Exercise: List every distinct function name, written with parentheses, that appears in the body of the cgroup/rstat patch email below.

From: Waiman Long <longman@redhat.com>
To: Tejun Heo <tj@kernel.org>, Zefan Li <lizefan.x@bytedance.com>,
Johannes Weiner <hannes@cmpxchg.org>
Cc: cgroups@vger.kernel.org, linux-kernel@vger.kernel.org,
Joe Mario <jmario@redhat.com>, Sebastian Jug <sejug@redhat.com>,
Yosry Ahmed <yosryahmed@google.com>,
Waiman Long <longman@redhat.com>
Subject: [PATCH v2] cgroup/rstat: Reduce cpu_lock hold time in cgroup_rstat_flush_locked()
Date: Wed, 1 Nov 2023 20:53:10 -0400 [thread overview]
Message-ID: <20231102005310.439588-1-longman@redhat.com> (raw)
When cgroup_rstat_updated() isn't being called concurrently with
cgroup_rstat_flush_locked(), its run time is pretty short. When
both are called concurrently, the cgroup_rstat_updated() run time
can spike to a pretty high value due to high cpu_lock hold time in
cgroup_rstat_flush_locked(). This can be problematic if the task calling
cgroup_rstat_updated() is a realtime task running on an isolated CPU
with a strict latency requirement. The cgroup_rstat_updated() call can
happens when there is a page fault even though the task is running in
user space most of the time.
The percpu cpu_lock is used to protect the update tree -
updated_next and updated_children. This protection is only needed
when cgroup_rstat_cpu_pop_updated() is being called. The subsequent
flushing operation which can take a much longer time does not need
that protection.
To reduce the cpu_lock hold time, we need to perform all the
cgroup_rstat_cpu_pop_updated() calls up front with the lock
released afterward before doing any flushing. This patch adds a new
cgroup_rstat_updated_list() function to return a singly linked list of
cgroups to be flushed.

Information provided:

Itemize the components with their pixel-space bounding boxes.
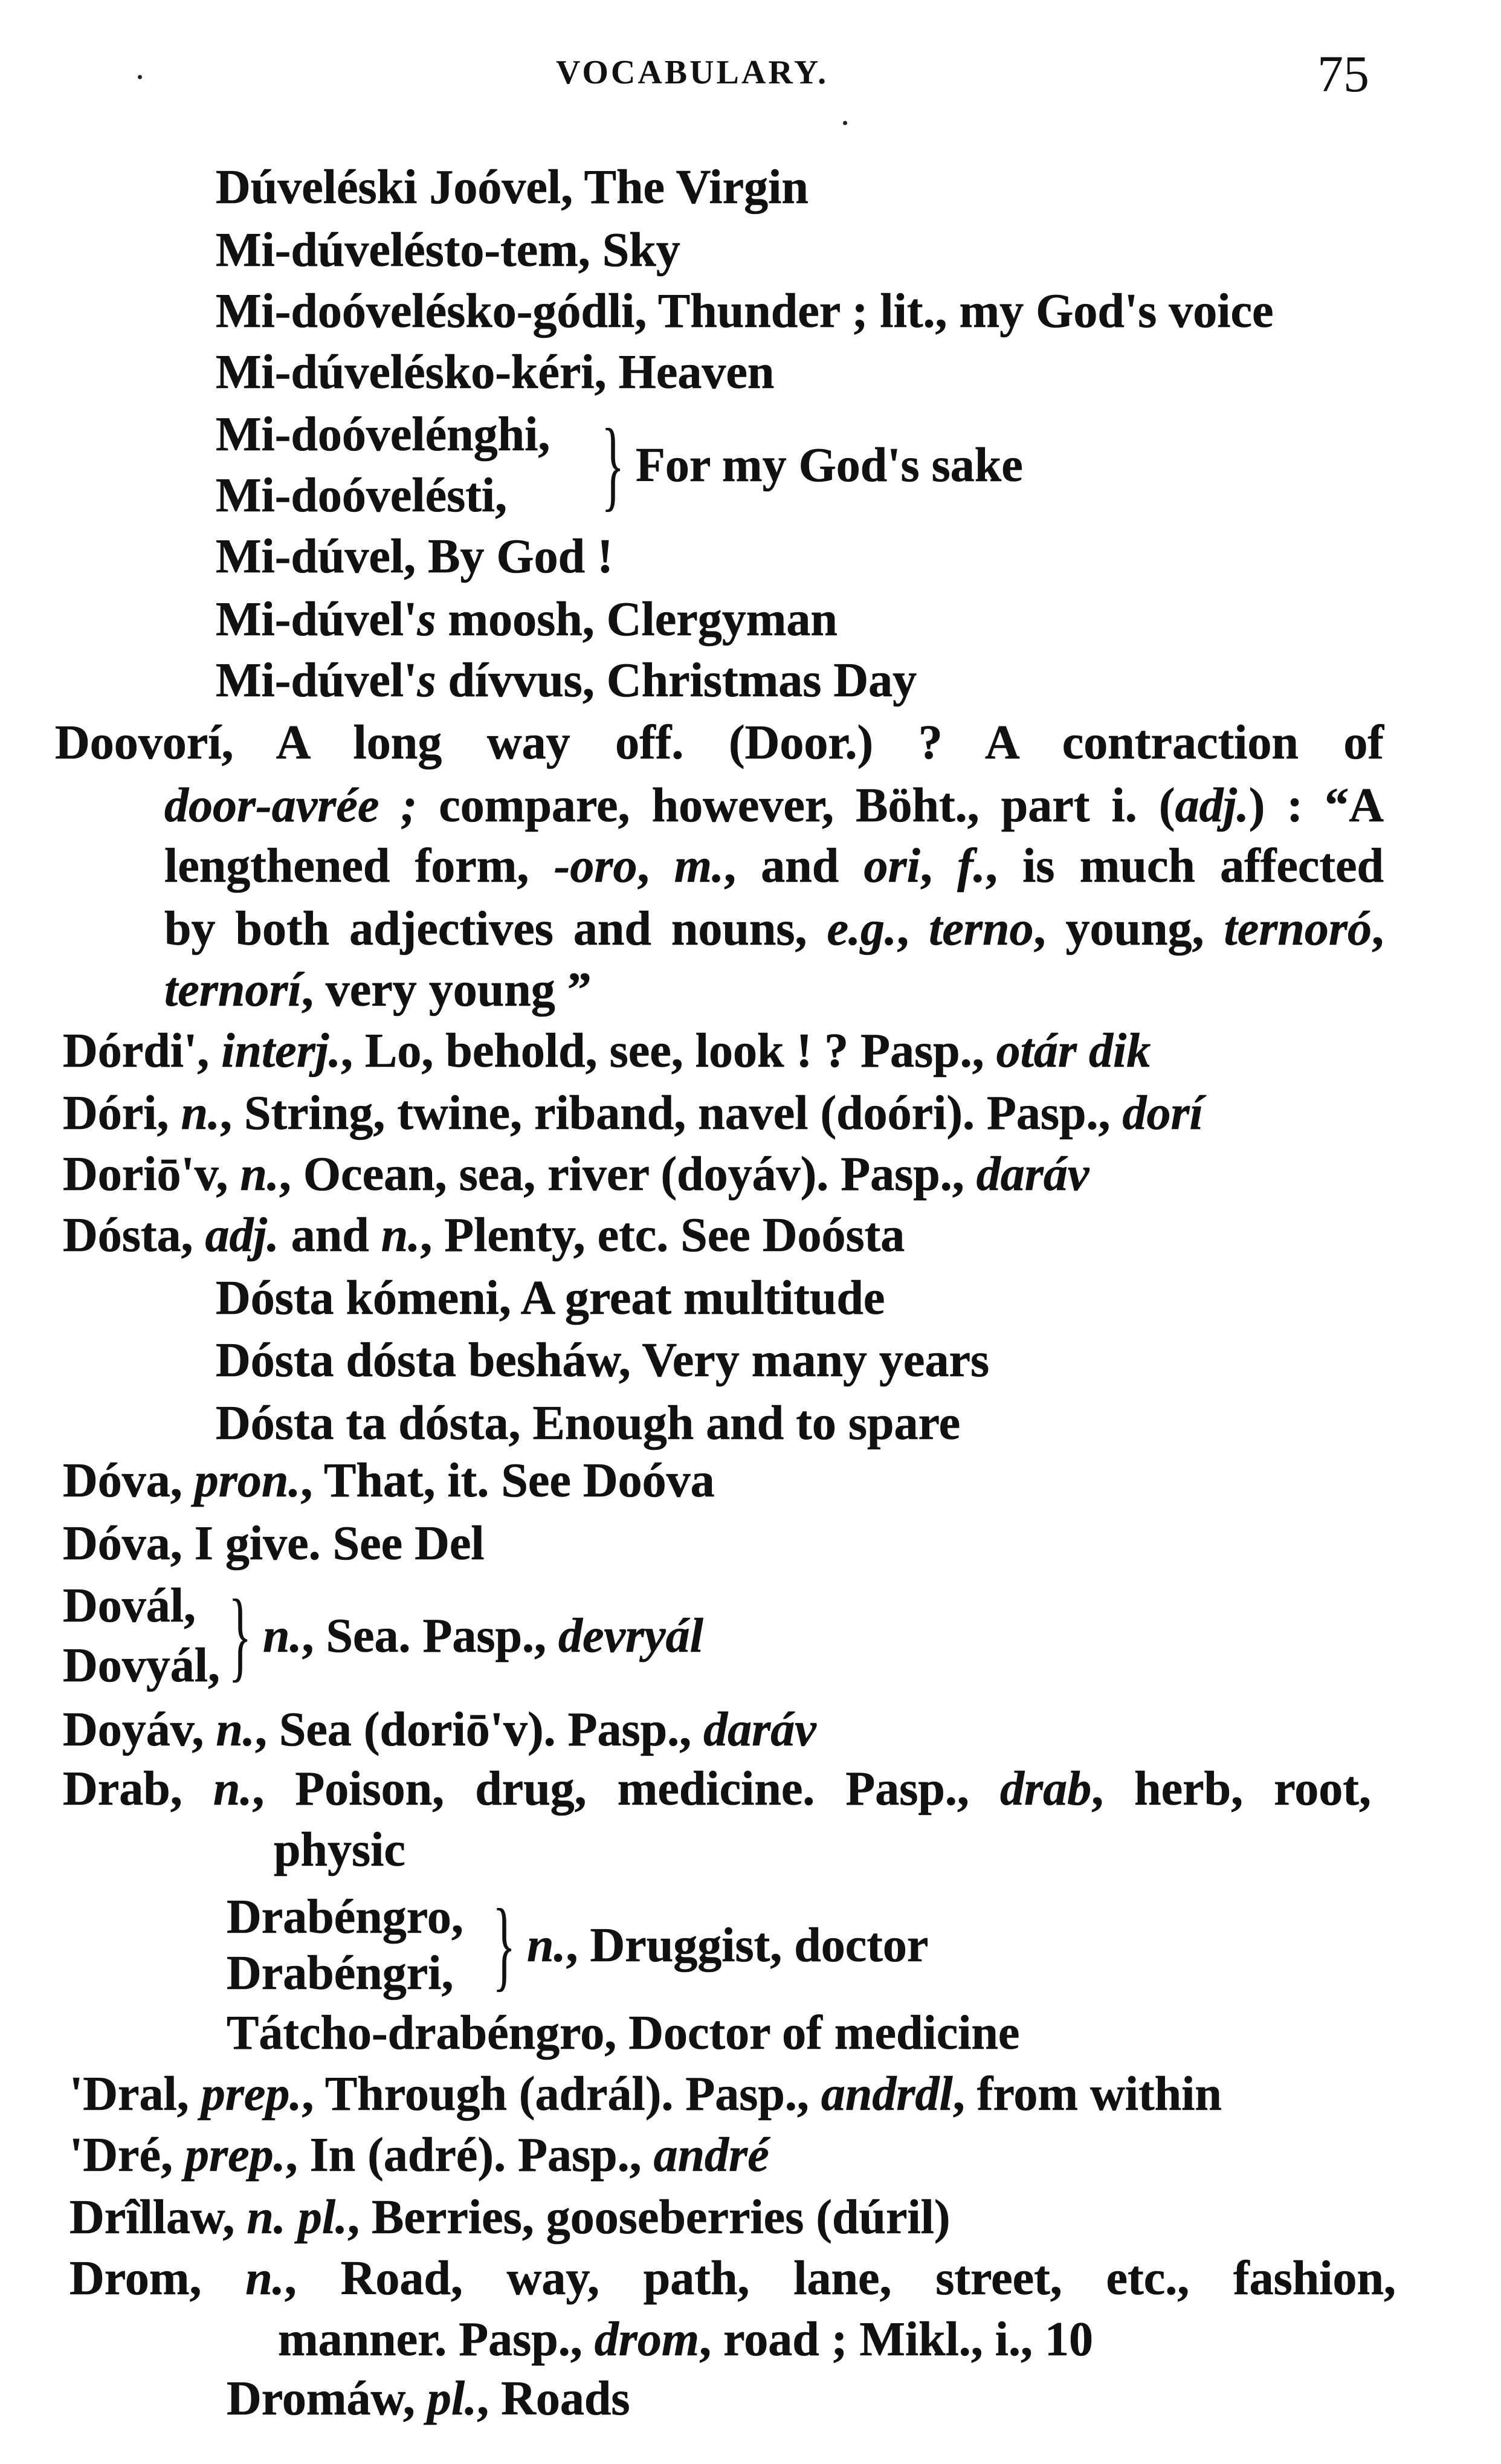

Expected output:
cgroup_rstat_updated()
cgroup_rstat_flush_locked()
cgroup_rstat_cpu_pop_updated()
cgroup_rstat_updated_list()